Segment Start: Text segment

While on the topic, Hershey's recently recognized the value of transparency and launched a "Sourcemap" showing customers where all its ingredients are produced. Turns out, milk fat comes from New Zealand, sugar and almonds are sourced in the U.S., and most of the cocoa is harvested in Guatemala, Peru or the Ivory Coast.
Breaking Ground
With a rising economy and continued need for distribution facilities, real estate developers are not slowing down, especially in regions known as logistics hubs.
The Rockefeller Group announced it would begin construction on a $110 million, 1.45 million-square-foot warehouse project in Riverside County, CA to accommodate both inbound and outbound demand for the Los Angeles area. The Los Angeles Times reports the group has yet to secure a tenant for the facility, slated for completion mid next year, but is hardly concerned given the need for "ultra-large" space in the region.
The real estate group is also expanding its presence in Allen Township, PA, with a 1 million-square-foot distribution center, just across the street from FedEx's own facility. There's no word yet whether the space has a tenant, but the expected increase in traffic has the Rockefeller Group spending another $3.5 million to improve a local intersection and avoid congestion, Transport Topics reports.
Not one to fall behind on new investments, UPS announced it would build a $200 million distribution facility in Arlington, TX, which would employ 1,400 workers.
In fact, industrial demand is so high at the moment cities frequently compete for new developments (and the jobs they bring), often offering large tax breaks to secure long-term operations. Amazon recently received two incentive offers from the cities of Katy, TX and Aurora, CO.
Incentives come with conditions, however, such as length of contract, number of employees and salary requirements. In Katy, Amazon would sign a 20-year contract on a one million-square-foot warehouse. In Aurora, the e-commerce giant would commit to hiring 900 or more full-time employees earning at least $30,297, The Denver Post reports. Such conditions help avoid situations wherein taxpayers incentivize new buildings for more jobs, only to end up with a fully-automated facility.
In other news, a new container port is being planned between miles 50 and 55 on the Mississippi River to help facilitate increased container transport to the Memphis, TN and St. Louis, MO region, American Shipper reports. Perhaps under the same expectations, CMA CGM announced it would expand operations to the Port of New Orleans starting April 21.

Segment End: Text segment
Segment Start: Data supplied

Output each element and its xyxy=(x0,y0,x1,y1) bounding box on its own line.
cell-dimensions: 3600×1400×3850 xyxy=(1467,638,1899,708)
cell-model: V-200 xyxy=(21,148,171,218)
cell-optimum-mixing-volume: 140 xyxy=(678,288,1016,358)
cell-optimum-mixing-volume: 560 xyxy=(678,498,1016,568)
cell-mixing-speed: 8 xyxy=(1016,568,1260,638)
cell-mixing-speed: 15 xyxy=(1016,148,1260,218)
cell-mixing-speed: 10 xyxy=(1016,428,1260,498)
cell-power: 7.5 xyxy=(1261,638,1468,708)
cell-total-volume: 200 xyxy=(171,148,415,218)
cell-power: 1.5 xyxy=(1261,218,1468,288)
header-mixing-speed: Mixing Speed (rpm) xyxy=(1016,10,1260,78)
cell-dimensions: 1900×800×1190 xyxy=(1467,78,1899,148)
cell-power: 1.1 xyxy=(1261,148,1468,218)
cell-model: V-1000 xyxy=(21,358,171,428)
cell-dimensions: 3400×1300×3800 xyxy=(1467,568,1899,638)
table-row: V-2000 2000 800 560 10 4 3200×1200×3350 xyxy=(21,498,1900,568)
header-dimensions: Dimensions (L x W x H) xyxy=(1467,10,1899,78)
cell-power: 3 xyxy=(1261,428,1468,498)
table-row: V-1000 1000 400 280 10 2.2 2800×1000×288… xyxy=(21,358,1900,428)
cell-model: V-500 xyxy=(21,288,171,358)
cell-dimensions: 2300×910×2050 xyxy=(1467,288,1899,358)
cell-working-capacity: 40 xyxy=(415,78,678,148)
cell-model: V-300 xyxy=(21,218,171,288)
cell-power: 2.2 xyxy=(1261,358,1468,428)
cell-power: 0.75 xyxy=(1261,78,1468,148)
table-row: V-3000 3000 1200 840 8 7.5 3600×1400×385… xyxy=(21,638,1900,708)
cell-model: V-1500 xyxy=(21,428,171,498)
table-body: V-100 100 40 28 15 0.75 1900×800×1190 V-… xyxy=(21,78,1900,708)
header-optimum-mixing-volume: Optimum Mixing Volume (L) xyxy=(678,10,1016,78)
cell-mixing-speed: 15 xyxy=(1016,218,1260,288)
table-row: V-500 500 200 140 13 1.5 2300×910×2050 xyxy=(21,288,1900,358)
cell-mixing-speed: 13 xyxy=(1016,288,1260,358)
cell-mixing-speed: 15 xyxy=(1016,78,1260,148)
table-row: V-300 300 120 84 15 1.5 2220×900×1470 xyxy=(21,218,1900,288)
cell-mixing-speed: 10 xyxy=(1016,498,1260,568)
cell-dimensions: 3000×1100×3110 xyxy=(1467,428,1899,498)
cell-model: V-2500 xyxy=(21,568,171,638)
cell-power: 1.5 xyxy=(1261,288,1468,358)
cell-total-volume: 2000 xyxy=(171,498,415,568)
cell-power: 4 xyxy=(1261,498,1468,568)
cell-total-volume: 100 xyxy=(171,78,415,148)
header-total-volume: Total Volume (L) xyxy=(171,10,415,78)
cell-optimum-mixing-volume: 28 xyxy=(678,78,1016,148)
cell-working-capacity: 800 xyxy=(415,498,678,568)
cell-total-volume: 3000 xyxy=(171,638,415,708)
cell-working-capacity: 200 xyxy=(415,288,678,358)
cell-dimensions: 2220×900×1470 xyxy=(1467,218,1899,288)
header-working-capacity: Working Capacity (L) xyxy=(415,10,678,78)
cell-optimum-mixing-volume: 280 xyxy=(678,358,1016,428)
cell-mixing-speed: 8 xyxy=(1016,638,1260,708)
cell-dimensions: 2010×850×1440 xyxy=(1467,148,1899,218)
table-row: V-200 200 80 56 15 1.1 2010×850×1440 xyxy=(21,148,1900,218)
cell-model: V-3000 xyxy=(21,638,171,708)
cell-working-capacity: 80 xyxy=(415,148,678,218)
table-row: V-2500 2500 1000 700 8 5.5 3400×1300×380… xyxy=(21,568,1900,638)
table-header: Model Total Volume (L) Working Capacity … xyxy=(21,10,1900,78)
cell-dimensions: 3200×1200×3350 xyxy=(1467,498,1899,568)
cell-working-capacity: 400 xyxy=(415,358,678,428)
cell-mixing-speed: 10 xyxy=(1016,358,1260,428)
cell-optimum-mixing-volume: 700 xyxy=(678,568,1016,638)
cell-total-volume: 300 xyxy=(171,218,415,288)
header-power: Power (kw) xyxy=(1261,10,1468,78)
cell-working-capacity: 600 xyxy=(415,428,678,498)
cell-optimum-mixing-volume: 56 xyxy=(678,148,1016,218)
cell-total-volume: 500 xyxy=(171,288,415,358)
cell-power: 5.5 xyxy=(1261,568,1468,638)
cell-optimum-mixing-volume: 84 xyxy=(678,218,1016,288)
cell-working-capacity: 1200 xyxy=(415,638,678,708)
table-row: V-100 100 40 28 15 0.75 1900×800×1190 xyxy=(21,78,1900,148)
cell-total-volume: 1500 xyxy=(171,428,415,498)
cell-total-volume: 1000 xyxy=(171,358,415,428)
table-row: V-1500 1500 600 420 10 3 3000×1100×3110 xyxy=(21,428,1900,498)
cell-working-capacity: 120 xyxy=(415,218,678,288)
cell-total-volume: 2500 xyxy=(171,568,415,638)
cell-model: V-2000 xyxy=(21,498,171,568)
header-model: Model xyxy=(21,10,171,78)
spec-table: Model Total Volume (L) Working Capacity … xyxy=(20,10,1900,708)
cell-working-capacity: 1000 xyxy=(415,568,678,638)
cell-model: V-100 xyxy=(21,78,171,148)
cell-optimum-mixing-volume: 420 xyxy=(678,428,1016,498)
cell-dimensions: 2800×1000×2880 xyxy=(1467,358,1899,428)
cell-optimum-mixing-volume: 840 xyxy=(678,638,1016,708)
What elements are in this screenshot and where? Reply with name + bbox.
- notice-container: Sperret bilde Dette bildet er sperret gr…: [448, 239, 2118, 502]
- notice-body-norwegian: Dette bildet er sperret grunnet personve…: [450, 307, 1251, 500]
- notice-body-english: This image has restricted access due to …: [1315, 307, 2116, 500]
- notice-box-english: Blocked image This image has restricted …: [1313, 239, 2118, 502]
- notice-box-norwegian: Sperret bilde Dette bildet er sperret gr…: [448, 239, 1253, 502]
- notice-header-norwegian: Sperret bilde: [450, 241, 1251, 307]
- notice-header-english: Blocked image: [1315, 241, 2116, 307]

Segment End: Data supplied

Required action A:
In the text on logistics and warehouse development, why do the tax incentives that cities offer come with conditions such as employee numbers and salary requirements? Answer in one to three sentences.
Required action B:
Continue the text on logistics and warehouse development from where it stops.

Task output A:
The conditions keep taxpayers from paying incentives for new buildings that promise jobs but turn out to be fully automated facilities.

Task output B:
Mergers & Analysis
The Florida East Coast Railway will soon have new owners based in Mexico, pending customary approval. Mining, transport and construction conglomerate Grupo Mexico purchased the Class II railroad for $2.1 billion from Fortress Management Group.
The acquisition will further expand the Mexican group's presence in the U.S. and provide it direct access to the U.S. East Coast through the railroad's connections with various Florida ports as well as the two major East Coast railways. Grupo Mexico owns a stake in Union Pacific, already.
Schneider Trucking fulfilled in 2016 promise this week, raising $550 million in capital stock through its initial public offering. The event marked the first time since 2010 a trucking company had gone public, and encouraged investors in the freight sector through its success.
In the shipping world, the Japanese shipping lines' merger received its first approval in Singapore and Hanjin successor SM Lines' parent company, SM Group, is is considering taking over Korea Ship Finance, a state-owned ship financing firm, Splash 24/7 reports.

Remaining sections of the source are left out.